[Start WORKING DATA]

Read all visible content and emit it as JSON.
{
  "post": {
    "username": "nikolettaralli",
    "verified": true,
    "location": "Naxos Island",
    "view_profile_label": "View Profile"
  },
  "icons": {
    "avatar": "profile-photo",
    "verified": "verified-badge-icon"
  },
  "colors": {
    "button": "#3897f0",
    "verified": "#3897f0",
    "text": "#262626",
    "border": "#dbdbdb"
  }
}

[End WORKING DATA]

## JOB
Return the material in full, exactly as shown.

## RESPONSE TO THE TASK
Read all visible content and emit it as JSON.
{
  "post": {
    "username": "nikolettaralli",
    "verified": true,
    "location": "Naxos Island",
    "view_profile_label": "View Profile"
  },
  "icons": {
    "avatar": "profile-photo",
    "verified": "verified-badge-icon"
  },
  "colors": {
    "button": "#3897f0",
    "verified": "#3897f0",
    "text": "#262626",
    "border": "#dbdbdb"
  }
}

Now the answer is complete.